─── RECORDS

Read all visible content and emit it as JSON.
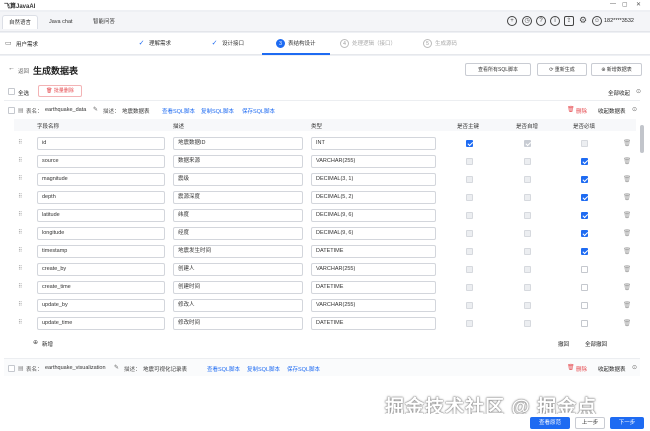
{
  "app": {
    "title": "飞算JavaAI"
  },
  "tabs": [
    {
      "label": "自然语言"
    },
    {
      "label": "Java chat"
    },
    {
      "label": "智能问答"
    }
  ],
  "user": {
    "phone": "182****3532"
  },
  "breadcrumb": {
    "label": "用户需求"
  },
  "steps": [
    {
      "label": "理解需求",
      "state": "done"
    },
    {
      "label": "设计接口",
      "state": "done"
    },
    {
      "num": "3",
      "label": "表结构设计",
      "state": "current"
    },
    {
      "num": "4",
      "label": "处理逻辑（接口）",
      "state": "todo"
    },
    {
      "num": "5",
      "label": "生成源码",
      "state": "todo"
    }
  ],
  "page": {
    "back_label": "返回",
    "title": "生成数据表"
  },
  "toolbar": {
    "view_sql": "查看所有SQL脚本",
    "regenerate": "重新生成",
    "add_table": "新增数据表",
    "select_all": "全选",
    "batch_delete": "批量删除",
    "collapse_all": "全部收起"
  },
  "table1": {
    "name_label": "表名：",
    "name": "earthquake_data",
    "desc_label": "描述：",
    "desc": "地震数据表",
    "view_sql": "查看SQL脚本",
    "copy_sql": "复制SQL脚本",
    "save_sql": "保存SQL脚本",
    "delete": "删除",
    "collapse": "收起数据表"
  },
  "columns": {
    "field": "字段名称",
    "desc": "描述",
    "type": "类型",
    "pk": "是否主键",
    "auto_inc": "是否自增",
    "required": "是否必填"
  },
  "rows": [
    {
      "field": "id",
      "desc": "地震数据ID",
      "type": "INT",
      "pk": true,
      "auto_inc": true,
      "required": false,
      "pk_disabled": false,
      "auto_disabled": true,
      "req_disabled": true
    },
    {
      "field": "source",
      "desc": "数据来源",
      "type": "VARCHAR(255)",
      "pk": false,
      "auto_inc": false,
      "required": true,
      "pk_disabled": true,
      "auto_disabled": true,
      "req_disabled": false
    },
    {
      "field": "magnitude",
      "desc": "震级",
      "type": "DECIMAL(3, 1)",
      "pk": false,
      "auto_inc": false,
      "required": true,
      "pk_disabled": true,
      "auto_disabled": true,
      "req_disabled": false
    },
    {
      "field": "depth",
      "desc": "震源深度",
      "type": "DECIMAL(5, 2)",
      "pk": false,
      "auto_inc": false,
      "required": true,
      "pk_disabled": true,
      "auto_disabled": true,
      "req_disabled": false
    },
    {
      "field": "latitude",
      "desc": "纬度",
      "type": "DECIMAL(9, 6)",
      "pk": false,
      "auto_inc": false,
      "required": true,
      "pk_disabled": true,
      "auto_disabled": true,
      "req_disabled": false
    },
    {
      "field": "longitude",
      "desc": "经度",
      "type": "DECIMAL(9, 6)",
      "pk": false,
      "auto_inc": false,
      "required": true,
      "pk_disabled": true,
      "auto_disabled": true,
      "req_disabled": false
    },
    {
      "field": "timestamp",
      "desc": "地震发生时间",
      "type": "DATETIME",
      "pk": false,
      "auto_inc": false,
      "required": true,
      "pk_disabled": true,
      "auto_disabled": true,
      "req_disabled": false
    },
    {
      "field": "create_by",
      "desc": "创建人",
      "type": "VARCHAR(255)",
      "pk": false,
      "auto_inc": false,
      "required": false,
      "pk_disabled": true,
      "auto_disabled": true,
      "req_disabled": false
    },
    {
      "field": "create_time",
      "desc": "创建时间",
      "type": "DATETIME",
      "pk": false,
      "auto_inc": false,
      "required": false,
      "pk_disabled": true,
      "auto_disabled": true,
      "req_disabled": false
    },
    {
      "field": "update_by",
      "desc": "修改人",
      "type": "VARCHAR(255)",
      "pk": false,
      "auto_inc": false,
      "required": false,
      "pk_disabled": true,
      "auto_disabled": true,
      "req_disabled": false
    },
    {
      "field": "update_time",
      "desc": "修改时间",
      "type": "DATETIME",
      "pk": false,
      "auto_inc": false,
      "required": false,
      "pk_disabled": true,
      "auto_disabled": true,
      "req_disabled": false
    }
  ],
  "table_footer": {
    "add": "新增",
    "undo": "撤回",
    "undo_all": "全部撤回"
  },
  "table2": {
    "name_label": "表名：",
    "name": "earthquake_visualization",
    "desc_label": "描述：",
    "desc": "地震可视化记录表",
    "view_sql": "查看SQL脚本",
    "copy_sql": "复制SQL脚本",
    "save_sql": "保存SQL脚本",
    "delete": "删除",
    "collapse": "收起数据表"
  },
  "footer": {
    "view_original": "查看原范",
    "prev": "上一步",
    "next": "下一步"
  },
  "watermark": {
    "text": "掘金技术社区 @ 掘金点"
  },
  "colors": {
    "accent": "#1e6bf2",
    "danger": "#e5484d"
  }
}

──────

Out of the records, collect only those lines that contain the string "field".

    "field": "字段名称",
      "field": "id",
      "field": "source",
      "field": "magnitude",
      "field": "depth",
      "field": "latitude",
      "field": "longitude",
      "field": "timestamp",
      "field": "create_by",
      "field": "create_time",
      "field": "update_by",
      "field": "update_time",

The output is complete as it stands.